*Problem statement*. Of the lines in the listing below, how many hold "this"? Answer with the number only.

* START The input *

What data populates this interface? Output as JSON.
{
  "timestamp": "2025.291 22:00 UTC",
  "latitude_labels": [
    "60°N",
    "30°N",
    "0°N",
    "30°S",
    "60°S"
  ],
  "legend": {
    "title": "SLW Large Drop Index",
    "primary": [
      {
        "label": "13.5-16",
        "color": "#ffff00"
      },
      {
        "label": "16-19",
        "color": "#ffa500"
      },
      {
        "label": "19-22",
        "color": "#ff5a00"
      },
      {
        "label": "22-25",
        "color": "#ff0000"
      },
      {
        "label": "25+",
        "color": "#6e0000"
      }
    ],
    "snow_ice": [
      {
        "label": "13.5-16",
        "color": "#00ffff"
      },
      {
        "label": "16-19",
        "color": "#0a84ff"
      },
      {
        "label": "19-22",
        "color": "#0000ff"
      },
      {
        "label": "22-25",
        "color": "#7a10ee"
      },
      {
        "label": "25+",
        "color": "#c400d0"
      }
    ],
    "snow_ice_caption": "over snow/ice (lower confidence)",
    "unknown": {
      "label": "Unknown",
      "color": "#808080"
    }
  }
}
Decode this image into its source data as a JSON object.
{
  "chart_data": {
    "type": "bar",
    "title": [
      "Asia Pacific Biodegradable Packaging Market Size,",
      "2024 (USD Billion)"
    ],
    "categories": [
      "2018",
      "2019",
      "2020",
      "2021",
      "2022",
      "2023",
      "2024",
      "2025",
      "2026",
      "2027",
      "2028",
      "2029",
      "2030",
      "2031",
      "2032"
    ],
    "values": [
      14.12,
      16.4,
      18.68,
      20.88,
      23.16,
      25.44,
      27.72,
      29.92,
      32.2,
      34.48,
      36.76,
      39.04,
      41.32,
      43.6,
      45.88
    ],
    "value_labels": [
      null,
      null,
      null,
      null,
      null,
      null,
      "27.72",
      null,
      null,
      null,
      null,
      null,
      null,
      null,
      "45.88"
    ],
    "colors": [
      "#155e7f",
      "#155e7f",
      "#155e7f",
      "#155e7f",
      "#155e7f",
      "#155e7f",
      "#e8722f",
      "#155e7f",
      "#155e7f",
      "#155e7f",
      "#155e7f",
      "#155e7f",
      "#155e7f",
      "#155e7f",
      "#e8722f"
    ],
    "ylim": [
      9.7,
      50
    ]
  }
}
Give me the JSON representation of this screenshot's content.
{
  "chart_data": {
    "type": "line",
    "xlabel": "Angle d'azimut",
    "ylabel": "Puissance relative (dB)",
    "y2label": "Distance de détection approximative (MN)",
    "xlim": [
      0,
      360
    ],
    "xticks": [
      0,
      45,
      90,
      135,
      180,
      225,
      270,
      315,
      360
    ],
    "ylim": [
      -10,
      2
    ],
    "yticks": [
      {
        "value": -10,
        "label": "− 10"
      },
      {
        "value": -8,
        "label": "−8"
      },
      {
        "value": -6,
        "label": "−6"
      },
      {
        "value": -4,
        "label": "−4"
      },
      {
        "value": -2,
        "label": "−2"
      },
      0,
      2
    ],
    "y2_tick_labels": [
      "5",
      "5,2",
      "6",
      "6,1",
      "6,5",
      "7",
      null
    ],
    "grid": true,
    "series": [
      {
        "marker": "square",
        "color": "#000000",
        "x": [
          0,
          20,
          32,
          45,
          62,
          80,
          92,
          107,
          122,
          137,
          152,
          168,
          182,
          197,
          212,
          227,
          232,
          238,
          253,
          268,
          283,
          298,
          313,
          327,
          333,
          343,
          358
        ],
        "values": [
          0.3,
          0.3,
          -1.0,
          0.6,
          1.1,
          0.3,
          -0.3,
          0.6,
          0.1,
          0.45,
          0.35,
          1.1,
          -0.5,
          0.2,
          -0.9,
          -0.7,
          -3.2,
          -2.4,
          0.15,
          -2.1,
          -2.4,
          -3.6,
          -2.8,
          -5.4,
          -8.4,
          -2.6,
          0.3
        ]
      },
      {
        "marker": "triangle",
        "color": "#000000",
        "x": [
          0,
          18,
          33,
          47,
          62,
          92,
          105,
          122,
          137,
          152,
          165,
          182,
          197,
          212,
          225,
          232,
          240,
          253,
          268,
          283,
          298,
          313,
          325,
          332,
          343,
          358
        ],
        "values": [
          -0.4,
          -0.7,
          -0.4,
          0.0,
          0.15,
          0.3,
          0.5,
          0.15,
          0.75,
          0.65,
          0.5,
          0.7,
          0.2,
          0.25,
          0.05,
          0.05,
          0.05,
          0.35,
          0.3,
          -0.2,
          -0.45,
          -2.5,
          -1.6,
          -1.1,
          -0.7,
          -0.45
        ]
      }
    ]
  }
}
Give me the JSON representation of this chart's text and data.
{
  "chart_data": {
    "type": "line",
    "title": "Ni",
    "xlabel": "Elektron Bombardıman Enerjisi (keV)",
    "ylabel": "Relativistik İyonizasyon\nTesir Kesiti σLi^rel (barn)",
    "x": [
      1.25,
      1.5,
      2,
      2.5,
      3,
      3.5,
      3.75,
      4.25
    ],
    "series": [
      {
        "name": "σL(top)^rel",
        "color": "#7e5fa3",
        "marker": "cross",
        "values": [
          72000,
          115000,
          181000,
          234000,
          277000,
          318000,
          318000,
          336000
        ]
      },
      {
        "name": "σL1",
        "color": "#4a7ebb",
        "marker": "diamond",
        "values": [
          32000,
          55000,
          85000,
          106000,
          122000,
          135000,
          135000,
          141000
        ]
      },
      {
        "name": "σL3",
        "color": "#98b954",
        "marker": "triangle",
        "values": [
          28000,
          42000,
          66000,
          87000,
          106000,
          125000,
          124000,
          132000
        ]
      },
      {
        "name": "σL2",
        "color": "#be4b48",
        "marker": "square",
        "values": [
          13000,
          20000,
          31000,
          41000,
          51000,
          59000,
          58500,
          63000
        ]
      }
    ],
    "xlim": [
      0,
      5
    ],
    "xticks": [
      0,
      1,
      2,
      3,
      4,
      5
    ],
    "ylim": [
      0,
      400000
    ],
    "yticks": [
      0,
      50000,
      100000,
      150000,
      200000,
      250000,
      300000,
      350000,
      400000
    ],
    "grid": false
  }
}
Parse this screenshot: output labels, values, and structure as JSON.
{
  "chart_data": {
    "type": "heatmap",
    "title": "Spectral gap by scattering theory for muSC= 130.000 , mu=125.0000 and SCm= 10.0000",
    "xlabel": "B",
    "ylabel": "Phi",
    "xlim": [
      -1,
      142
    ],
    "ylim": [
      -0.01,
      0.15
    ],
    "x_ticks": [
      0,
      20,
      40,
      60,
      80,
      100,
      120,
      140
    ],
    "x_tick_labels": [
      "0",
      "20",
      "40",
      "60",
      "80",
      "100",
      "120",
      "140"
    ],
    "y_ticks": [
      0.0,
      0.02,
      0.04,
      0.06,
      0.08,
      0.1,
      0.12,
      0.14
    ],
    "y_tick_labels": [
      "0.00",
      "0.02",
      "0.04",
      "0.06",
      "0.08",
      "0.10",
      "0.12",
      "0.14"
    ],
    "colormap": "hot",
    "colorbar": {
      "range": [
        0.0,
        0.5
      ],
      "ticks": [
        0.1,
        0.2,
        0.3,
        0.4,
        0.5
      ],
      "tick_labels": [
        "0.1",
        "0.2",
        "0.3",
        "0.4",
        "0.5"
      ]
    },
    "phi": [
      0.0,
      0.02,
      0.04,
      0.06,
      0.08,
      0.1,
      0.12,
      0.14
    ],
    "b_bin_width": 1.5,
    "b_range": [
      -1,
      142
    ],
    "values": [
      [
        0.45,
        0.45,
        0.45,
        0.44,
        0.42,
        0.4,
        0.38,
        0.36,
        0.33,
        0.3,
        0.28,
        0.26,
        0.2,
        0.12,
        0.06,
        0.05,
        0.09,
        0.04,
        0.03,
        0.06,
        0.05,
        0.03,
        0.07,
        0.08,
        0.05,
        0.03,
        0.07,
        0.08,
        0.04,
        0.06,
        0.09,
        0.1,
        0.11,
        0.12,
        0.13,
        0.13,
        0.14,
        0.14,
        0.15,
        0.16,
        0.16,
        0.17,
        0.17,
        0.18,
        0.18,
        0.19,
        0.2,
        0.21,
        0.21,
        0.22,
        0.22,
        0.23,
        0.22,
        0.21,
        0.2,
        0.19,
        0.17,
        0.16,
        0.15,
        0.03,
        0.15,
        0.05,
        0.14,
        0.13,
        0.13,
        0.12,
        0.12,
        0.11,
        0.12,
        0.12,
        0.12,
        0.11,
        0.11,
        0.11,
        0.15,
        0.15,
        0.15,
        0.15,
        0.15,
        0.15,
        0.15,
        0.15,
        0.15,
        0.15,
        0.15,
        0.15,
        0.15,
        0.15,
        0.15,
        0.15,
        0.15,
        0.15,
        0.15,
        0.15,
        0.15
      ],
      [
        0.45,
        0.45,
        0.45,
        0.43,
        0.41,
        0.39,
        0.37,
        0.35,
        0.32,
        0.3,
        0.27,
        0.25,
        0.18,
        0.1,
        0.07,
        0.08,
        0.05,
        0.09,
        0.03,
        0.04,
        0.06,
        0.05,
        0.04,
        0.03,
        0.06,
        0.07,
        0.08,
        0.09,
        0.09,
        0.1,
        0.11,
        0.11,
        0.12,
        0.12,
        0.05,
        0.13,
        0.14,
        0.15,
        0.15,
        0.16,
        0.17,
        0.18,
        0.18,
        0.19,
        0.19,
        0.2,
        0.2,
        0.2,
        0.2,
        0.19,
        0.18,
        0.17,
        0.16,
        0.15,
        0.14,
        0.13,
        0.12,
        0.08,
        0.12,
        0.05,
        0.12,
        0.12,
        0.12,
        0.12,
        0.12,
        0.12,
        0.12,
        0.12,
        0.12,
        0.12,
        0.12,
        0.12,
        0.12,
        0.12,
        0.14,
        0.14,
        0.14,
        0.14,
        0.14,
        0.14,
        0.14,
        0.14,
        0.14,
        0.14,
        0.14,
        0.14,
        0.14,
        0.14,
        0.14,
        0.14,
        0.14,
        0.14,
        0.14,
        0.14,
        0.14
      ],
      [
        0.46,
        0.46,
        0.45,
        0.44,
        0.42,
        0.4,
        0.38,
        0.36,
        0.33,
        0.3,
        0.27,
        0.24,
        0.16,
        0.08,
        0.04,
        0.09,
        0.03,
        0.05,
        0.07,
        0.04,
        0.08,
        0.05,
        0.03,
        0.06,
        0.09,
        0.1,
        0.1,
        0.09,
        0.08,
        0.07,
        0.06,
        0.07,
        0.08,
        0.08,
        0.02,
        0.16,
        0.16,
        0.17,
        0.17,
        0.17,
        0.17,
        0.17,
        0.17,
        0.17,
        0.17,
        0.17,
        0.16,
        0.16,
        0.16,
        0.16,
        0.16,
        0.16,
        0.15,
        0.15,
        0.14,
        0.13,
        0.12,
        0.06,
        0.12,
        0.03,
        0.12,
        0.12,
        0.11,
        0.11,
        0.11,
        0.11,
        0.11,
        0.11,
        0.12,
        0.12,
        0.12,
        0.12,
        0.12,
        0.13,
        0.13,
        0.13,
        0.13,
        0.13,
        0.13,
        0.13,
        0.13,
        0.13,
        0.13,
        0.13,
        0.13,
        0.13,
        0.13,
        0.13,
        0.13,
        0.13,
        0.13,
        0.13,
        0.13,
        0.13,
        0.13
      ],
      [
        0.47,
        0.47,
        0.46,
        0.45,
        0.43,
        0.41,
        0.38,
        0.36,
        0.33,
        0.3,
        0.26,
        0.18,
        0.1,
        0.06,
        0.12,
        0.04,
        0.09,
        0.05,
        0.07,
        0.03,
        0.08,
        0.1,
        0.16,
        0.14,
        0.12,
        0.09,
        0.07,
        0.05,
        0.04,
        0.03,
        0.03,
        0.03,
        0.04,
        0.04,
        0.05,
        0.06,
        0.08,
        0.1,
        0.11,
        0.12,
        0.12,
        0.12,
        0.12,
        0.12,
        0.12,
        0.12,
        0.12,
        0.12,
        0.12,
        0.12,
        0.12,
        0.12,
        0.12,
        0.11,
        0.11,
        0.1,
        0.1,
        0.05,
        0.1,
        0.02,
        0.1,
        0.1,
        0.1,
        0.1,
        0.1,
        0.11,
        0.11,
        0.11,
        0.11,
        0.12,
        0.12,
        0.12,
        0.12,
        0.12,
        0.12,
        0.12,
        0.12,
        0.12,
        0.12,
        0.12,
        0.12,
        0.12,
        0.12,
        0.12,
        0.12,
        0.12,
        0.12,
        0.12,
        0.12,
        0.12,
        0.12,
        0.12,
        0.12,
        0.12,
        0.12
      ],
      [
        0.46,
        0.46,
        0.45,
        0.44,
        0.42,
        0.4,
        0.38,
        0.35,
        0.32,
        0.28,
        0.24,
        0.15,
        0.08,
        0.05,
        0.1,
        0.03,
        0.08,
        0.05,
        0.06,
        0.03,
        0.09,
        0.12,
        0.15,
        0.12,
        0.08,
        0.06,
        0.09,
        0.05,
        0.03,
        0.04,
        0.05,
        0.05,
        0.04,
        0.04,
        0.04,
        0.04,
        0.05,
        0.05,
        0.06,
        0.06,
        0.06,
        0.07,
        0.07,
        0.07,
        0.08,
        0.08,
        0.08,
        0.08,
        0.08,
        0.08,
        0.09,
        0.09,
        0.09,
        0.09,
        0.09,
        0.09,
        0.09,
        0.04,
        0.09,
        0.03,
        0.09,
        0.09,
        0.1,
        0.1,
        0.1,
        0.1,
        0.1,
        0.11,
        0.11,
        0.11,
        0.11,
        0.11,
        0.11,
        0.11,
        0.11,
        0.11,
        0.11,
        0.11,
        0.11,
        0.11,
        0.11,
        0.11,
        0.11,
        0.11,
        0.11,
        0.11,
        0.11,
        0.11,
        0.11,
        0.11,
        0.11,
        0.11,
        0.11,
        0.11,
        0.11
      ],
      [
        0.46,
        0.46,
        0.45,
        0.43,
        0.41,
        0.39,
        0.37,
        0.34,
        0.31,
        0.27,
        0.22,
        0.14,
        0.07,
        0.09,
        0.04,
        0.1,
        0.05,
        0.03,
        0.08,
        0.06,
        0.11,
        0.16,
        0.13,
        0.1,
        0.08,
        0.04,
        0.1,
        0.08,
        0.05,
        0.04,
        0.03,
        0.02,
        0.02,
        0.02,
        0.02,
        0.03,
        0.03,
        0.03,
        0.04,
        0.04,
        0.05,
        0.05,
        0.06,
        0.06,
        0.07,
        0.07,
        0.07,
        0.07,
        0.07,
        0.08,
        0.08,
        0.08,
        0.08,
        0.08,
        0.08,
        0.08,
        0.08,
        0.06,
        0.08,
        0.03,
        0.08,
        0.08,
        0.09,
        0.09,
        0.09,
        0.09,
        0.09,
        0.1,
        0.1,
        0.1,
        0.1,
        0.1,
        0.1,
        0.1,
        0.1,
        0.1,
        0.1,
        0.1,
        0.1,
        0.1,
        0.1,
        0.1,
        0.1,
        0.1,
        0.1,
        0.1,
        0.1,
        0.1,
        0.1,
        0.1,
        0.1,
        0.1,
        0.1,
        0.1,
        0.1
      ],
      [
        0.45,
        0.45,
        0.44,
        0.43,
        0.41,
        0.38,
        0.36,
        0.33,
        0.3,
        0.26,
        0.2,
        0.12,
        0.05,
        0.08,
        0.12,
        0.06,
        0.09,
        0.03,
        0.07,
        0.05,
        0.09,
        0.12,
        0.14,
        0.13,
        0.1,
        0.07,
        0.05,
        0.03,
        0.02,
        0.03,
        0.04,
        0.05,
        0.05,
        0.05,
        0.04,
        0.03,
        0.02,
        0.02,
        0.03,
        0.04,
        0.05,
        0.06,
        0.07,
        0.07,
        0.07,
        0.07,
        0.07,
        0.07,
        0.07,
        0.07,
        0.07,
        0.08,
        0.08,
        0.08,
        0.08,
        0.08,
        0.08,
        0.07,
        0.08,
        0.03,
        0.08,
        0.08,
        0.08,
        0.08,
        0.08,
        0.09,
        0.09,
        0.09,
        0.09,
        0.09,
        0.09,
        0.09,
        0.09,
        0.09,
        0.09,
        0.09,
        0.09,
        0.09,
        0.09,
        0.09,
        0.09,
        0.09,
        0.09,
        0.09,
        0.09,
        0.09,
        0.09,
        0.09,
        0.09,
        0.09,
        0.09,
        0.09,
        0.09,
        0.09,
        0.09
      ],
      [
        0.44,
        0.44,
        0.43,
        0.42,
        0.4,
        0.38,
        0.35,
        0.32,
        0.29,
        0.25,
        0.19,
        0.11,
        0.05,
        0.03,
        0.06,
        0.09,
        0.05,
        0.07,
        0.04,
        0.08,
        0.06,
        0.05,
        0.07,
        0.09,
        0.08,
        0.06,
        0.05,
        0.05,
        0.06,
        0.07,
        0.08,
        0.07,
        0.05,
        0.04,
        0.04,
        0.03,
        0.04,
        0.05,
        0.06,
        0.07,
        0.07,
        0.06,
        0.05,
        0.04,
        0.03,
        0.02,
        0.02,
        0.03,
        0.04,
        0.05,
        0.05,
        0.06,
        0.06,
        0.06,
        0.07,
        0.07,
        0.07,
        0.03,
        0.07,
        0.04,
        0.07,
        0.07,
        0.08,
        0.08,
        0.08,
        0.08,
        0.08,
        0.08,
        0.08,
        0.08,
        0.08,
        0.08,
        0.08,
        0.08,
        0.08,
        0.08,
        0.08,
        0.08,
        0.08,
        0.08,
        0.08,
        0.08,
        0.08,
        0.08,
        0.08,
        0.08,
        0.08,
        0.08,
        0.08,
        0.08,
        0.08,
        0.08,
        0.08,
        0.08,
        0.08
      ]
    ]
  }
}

* END The input *

*Written solution*. 5